> **Description of the task**
Pick out each line of the records that includes the string "JSON", and copy it.

:::

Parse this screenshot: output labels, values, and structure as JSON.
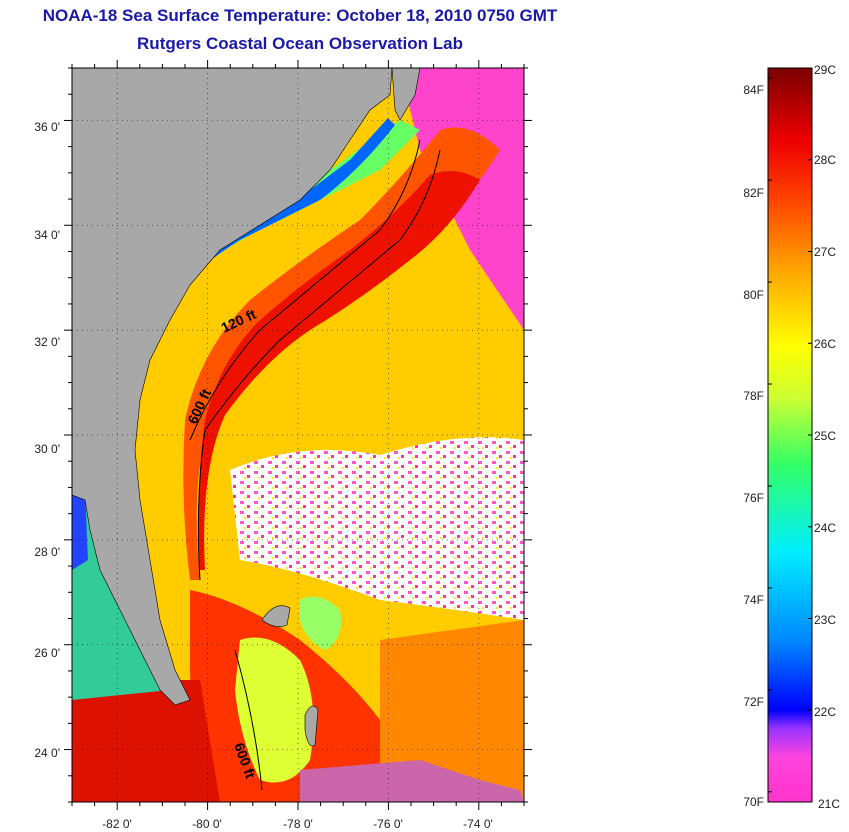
{
  "header": {
    "title_line1": "NOAA-18 Sea Surface Temperature:  October 18, 2010 0750 GMT",
    "title_line2": "Rutgers Coastal Ocean Observation Lab"
  },
  "map": {
    "lon_range": [
      -83,
      -73
    ],
    "lat_range": [
      23,
      37
    ],
    "x_tick_labels": [
      "-82 0'",
      "-80 0'",
      "-78 0'",
      "-76 0'",
      "-74 0'"
    ],
    "x_tick_values": [
      -82,
      -80,
      -78,
      -76,
      -74
    ],
    "y_tick_labels": [
      "36 0'",
      "34 0'",
      "32 0'",
      "30 0'",
      "28 0'",
      "26 0'",
      "24 0'"
    ],
    "y_tick_values": [
      36,
      34,
      32,
      30,
      28,
      26,
      24
    ],
    "contour_labels": [
      "120 ft",
      "600 ft",
      "600 ft"
    ],
    "land_color": "#a8a8a8",
    "cloud_color": "#ffffff"
  },
  "colorbar": {
    "fahrenheit_labels": [
      "84F",
      "82F",
      "80F",
      "78F",
      "76F",
      "74F",
      "72F",
      "70F"
    ],
    "fahrenheit_values": [
      84,
      82,
      80,
      78,
      76,
      74,
      72,
      70
    ],
    "celsius_labels": [
      "29C",
      "28C",
      "27C",
      "26C",
      "25C",
      "24C",
      "23C",
      "22C",
      "21C"
    ],
    "celsius_values": [
      29,
      28,
      27,
      26,
      25,
      24,
      23,
      22,
      21
    ],
    "range_c": [
      21,
      29
    ],
    "colors_bottom_to_top": [
      "#ff33cc",
      "#9933ff",
      "#0000ff",
      "#0088ff",
      "#00eeff",
      "#33ff66",
      "#ccff33",
      "#ffff00",
      "#ffaa00",
      "#ff5500",
      "#ee0000",
      "#880000"
    ]
  }
}
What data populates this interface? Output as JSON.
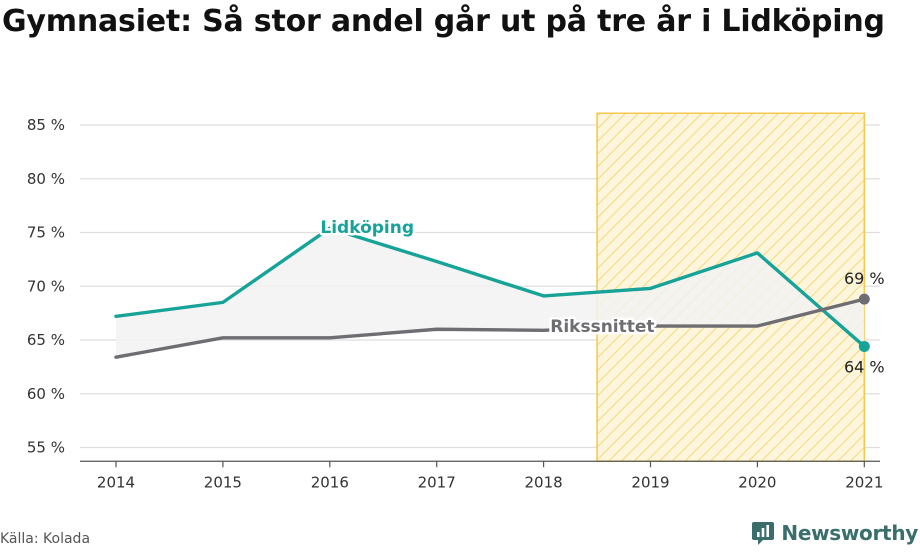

:::

> **Full answer**
Parse this screenshot: output labels, values, and structure as JSON.
What data populates this interface? Output as JSON.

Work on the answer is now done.